### DIRECTIONS
Could you copy every line from the material below in which "ხოცავს" appears?

### PROVIDED DATA
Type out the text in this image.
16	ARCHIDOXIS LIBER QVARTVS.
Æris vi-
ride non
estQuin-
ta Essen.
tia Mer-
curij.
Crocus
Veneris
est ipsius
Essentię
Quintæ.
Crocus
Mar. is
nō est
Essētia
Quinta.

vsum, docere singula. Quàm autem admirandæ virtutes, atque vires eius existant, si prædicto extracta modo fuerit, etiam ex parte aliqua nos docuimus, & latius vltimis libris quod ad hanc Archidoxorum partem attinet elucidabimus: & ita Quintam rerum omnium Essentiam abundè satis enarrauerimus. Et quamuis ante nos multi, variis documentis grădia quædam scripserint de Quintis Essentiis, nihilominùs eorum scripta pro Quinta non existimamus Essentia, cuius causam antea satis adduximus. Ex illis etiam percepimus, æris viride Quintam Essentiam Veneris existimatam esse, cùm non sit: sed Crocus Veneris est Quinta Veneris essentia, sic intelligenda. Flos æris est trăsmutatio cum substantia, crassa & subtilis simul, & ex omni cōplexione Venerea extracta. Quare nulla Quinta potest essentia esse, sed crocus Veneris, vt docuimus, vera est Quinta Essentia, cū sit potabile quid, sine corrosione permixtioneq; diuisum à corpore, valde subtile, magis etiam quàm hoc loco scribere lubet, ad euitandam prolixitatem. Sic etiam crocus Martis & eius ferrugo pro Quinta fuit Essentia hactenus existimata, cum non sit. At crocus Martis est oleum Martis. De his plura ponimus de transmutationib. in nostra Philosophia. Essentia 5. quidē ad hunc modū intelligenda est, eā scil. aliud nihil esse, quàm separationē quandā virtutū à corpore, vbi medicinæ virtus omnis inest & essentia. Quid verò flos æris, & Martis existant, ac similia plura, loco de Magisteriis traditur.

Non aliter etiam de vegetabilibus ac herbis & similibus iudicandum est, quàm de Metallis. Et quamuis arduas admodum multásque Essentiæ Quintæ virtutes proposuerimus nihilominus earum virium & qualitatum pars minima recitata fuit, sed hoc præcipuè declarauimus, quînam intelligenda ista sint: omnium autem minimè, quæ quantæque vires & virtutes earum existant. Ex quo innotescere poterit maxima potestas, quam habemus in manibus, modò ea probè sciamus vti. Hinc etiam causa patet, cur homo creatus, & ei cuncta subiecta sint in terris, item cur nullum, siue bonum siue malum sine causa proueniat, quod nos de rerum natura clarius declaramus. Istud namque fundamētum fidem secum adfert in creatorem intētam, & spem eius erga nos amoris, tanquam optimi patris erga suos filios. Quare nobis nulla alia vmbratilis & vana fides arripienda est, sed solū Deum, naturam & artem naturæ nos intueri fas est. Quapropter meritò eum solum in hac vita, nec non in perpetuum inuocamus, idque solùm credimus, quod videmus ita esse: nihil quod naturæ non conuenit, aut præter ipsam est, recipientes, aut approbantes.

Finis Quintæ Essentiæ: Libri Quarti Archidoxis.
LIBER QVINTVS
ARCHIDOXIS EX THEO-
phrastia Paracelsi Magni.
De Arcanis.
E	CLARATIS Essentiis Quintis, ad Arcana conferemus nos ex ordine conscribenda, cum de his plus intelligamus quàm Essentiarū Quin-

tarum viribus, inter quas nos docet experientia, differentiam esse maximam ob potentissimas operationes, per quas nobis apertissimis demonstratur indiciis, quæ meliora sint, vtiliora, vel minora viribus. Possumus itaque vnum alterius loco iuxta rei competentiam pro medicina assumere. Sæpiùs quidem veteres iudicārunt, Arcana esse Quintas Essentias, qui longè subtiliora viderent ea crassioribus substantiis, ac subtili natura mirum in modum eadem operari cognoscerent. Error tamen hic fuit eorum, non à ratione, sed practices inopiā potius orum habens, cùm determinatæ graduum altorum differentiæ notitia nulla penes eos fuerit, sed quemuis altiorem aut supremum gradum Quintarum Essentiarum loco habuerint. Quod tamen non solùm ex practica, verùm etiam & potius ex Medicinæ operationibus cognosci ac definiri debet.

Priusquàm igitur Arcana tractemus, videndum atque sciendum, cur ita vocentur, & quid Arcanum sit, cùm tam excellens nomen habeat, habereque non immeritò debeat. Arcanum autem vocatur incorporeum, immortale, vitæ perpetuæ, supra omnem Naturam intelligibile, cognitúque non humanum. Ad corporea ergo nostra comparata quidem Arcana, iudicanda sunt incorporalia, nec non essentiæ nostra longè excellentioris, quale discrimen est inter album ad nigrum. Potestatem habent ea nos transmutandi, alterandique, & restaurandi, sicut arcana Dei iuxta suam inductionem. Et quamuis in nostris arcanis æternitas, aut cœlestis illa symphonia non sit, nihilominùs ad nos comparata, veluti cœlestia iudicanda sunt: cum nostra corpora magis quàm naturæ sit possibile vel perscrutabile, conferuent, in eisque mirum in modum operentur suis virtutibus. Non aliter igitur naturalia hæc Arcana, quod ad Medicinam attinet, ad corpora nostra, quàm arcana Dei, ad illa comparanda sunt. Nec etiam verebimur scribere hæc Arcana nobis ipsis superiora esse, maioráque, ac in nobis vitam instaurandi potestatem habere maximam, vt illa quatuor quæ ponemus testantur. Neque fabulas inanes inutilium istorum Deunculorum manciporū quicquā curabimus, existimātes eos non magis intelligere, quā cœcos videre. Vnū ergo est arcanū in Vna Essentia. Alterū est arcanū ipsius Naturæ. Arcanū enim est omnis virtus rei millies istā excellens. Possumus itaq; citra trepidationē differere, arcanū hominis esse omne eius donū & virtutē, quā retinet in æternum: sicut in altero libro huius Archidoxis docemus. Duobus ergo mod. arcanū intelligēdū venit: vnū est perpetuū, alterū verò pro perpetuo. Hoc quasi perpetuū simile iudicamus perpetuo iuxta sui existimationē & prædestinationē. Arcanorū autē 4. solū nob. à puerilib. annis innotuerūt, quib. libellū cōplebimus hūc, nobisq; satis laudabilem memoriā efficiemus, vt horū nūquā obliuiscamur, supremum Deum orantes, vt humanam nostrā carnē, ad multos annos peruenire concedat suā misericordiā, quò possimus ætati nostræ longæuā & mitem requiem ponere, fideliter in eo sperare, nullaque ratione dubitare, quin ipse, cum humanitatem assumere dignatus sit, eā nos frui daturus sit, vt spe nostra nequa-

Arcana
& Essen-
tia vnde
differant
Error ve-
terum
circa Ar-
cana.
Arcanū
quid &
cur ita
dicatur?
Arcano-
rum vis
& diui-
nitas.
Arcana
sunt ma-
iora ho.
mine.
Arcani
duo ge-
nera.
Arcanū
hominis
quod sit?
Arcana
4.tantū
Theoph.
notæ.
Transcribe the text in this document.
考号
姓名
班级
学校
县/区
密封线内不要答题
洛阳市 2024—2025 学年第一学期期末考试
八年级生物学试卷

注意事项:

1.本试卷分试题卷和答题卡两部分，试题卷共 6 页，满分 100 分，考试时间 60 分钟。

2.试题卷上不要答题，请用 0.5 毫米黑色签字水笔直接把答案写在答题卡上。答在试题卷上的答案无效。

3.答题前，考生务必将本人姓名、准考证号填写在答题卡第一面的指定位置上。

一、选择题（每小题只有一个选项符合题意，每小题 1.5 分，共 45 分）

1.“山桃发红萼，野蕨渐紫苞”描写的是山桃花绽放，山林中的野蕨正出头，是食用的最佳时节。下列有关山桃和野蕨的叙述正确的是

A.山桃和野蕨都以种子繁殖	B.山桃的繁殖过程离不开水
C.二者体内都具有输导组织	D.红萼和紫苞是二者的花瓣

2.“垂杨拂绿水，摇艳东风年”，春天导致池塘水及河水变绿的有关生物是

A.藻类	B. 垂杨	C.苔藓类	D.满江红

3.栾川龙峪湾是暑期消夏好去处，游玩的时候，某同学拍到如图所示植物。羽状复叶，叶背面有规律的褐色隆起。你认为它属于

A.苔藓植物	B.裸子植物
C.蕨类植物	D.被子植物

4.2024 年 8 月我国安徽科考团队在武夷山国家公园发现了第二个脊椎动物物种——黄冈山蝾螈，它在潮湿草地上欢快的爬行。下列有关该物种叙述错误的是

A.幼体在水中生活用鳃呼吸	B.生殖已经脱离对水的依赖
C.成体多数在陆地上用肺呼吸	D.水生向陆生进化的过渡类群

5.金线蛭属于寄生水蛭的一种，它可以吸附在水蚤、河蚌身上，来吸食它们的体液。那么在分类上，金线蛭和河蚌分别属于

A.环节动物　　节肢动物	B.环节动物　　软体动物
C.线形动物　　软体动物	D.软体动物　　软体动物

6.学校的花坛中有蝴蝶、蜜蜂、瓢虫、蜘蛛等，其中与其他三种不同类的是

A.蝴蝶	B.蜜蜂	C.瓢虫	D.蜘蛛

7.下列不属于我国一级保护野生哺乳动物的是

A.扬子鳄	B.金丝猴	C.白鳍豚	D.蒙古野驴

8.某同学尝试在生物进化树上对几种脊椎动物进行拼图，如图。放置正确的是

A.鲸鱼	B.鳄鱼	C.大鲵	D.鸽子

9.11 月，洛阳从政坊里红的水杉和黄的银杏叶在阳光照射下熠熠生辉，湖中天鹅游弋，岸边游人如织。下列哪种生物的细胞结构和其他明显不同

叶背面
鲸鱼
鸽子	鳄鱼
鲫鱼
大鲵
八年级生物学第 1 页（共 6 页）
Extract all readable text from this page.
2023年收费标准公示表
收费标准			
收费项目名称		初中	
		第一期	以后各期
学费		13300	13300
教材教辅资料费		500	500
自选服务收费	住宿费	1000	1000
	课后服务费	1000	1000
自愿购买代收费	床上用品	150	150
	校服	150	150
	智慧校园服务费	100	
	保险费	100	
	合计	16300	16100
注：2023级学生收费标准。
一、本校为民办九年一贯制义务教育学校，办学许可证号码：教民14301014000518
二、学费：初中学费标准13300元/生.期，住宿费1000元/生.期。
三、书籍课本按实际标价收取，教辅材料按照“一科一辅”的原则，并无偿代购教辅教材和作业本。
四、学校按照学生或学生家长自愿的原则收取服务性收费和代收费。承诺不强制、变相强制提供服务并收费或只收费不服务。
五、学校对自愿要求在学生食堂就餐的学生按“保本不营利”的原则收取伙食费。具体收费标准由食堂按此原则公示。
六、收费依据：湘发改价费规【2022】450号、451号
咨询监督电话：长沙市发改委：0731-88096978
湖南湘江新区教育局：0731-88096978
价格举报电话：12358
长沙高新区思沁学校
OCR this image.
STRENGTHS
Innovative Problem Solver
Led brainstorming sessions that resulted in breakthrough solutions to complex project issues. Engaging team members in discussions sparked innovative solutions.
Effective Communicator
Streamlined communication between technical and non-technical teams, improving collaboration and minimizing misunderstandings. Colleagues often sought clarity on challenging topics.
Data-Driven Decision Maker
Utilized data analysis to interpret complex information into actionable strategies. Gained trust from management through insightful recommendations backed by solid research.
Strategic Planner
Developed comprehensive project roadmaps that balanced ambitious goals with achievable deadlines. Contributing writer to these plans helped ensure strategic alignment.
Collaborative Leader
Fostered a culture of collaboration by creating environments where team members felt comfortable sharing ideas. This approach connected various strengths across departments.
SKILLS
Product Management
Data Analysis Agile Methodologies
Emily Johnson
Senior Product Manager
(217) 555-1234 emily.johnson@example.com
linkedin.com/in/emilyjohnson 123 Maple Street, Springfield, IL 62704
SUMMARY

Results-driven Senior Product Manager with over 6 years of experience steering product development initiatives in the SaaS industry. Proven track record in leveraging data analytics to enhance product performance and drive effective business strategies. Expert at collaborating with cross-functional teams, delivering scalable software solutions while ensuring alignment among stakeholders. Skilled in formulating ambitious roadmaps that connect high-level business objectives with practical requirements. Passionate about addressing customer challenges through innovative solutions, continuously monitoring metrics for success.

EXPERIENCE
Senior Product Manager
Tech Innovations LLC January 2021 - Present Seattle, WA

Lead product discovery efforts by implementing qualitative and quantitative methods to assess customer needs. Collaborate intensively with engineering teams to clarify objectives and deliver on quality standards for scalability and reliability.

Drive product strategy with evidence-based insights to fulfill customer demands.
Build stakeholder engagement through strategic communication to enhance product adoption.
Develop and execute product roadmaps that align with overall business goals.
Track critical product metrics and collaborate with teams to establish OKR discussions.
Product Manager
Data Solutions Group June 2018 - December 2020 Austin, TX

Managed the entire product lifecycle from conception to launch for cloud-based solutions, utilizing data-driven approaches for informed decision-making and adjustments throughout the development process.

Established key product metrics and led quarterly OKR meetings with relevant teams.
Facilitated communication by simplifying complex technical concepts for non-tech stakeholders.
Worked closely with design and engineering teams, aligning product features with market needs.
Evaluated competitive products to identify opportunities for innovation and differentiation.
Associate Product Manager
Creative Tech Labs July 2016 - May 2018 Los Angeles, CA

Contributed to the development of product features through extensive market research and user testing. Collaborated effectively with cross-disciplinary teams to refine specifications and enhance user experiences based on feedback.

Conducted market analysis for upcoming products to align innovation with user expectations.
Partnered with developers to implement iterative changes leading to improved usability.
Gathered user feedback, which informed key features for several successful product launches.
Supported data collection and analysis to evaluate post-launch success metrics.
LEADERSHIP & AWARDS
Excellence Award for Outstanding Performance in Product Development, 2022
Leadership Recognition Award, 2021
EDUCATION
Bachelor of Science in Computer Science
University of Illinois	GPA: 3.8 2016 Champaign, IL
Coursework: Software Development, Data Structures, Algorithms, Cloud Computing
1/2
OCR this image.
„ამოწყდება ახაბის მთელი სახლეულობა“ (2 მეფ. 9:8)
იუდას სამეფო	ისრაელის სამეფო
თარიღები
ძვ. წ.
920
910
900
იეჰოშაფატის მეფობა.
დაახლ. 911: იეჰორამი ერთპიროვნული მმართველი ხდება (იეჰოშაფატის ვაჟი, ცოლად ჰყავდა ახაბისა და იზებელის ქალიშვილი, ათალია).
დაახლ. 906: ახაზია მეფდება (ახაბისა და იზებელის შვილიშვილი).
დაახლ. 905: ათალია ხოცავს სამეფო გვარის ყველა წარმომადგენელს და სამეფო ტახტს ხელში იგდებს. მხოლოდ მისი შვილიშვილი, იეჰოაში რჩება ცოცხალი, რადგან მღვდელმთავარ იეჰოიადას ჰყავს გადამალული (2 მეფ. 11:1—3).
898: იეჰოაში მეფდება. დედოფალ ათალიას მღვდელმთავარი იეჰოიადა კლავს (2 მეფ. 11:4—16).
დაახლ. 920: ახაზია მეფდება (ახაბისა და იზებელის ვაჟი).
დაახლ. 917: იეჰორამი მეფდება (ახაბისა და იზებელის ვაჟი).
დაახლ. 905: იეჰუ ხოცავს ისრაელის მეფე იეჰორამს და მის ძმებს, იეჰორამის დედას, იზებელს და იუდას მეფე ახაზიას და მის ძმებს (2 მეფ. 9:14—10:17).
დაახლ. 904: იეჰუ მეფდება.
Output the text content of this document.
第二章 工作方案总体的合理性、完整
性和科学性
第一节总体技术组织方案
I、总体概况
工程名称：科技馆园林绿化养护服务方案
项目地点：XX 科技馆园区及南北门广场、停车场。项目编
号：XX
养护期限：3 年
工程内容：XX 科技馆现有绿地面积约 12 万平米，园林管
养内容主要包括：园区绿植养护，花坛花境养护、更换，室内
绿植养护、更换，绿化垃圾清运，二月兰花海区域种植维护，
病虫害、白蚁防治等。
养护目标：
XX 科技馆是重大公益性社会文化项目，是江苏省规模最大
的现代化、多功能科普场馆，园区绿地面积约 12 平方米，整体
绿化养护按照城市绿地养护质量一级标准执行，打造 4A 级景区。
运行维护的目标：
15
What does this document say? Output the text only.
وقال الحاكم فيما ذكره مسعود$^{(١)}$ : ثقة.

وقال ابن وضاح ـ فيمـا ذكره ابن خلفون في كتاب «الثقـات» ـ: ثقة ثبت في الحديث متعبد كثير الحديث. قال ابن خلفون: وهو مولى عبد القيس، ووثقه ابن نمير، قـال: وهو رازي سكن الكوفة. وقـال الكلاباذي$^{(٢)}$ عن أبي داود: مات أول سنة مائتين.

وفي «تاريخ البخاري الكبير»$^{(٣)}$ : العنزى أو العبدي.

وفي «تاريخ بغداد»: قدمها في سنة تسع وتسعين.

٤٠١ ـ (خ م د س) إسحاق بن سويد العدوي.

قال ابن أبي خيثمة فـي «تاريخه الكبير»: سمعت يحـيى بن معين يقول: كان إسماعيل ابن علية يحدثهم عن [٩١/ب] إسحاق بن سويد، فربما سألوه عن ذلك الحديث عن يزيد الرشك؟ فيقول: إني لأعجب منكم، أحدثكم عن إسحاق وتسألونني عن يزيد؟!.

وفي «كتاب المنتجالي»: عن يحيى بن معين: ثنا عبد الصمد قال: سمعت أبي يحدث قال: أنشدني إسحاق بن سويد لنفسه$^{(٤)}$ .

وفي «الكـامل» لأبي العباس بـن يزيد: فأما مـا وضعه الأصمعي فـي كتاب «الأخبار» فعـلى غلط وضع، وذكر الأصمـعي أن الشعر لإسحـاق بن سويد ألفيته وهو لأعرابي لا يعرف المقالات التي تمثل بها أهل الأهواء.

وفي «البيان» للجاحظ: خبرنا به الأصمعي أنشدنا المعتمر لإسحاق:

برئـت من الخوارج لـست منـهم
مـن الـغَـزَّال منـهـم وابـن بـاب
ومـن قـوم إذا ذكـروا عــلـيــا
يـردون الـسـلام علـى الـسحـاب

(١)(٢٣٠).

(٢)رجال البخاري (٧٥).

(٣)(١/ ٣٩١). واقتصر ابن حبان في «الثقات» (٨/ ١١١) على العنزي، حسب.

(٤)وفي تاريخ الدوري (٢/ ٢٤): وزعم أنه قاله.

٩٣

### OUTPUT FOR THIS EXERCISE
დაახლ. 905: ათალია ხოცავს სამეფო გვარის ყველა წარმომადგენელს და სამეფო ტახტს ხელში იგდებს. მხოლოდ მისი შვილიშვილი, იეჰოაში რჩება ცოცხალი, რადგან მღვდელმთავარ იეჰოიადას ჰყავს გადამალული (2 მეფ. 11:1—3).
დაახლ. 905: იეჰუ ხოცავს ისრაელის მეფე იეჰორამს და მის ძმებს, იეჰორამის დედას, იზებელს და იუდას მეფე ახაზიას და მის ძმებს (2 მეფ. 9:14—10:17).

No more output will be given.